Work to complete
Can you transcribe every record below exactly as it appears?

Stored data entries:
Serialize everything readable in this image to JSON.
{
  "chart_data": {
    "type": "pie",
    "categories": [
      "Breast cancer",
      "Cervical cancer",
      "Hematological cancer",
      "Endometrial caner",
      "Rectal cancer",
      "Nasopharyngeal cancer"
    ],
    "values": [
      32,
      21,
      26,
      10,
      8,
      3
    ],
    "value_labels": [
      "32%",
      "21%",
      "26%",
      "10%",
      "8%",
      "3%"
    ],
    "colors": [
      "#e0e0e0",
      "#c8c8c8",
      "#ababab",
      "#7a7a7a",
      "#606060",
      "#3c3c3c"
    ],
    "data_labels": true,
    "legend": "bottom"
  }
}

Worked answer
Serialize everything readable in this image to JSON.
{
  "chart_data": {
    "type": "pie",
    "categories": [
      "Breast cancer",
      "Cervical cancer",
      "Hematological cancer",
      "Endometrial caner",
      "Rectal cancer",
      "Nasopharyngeal cancer"
    ],
    "values": [
      32,
      21,
      26,
      10,
      8,
      3
    ],
    "value_labels": [
      "32%",
      "21%",
      "26%",
      "10%",
      "8%",
      "3%"
    ],
    "colors": [
      "#e0e0e0",
      "#c8c8c8",
      "#ababab",
      "#7a7a7a",
      "#606060",
      "#3c3c3c"
    ],
    "data_labels": true,
    "legend": "bottom"
  }
}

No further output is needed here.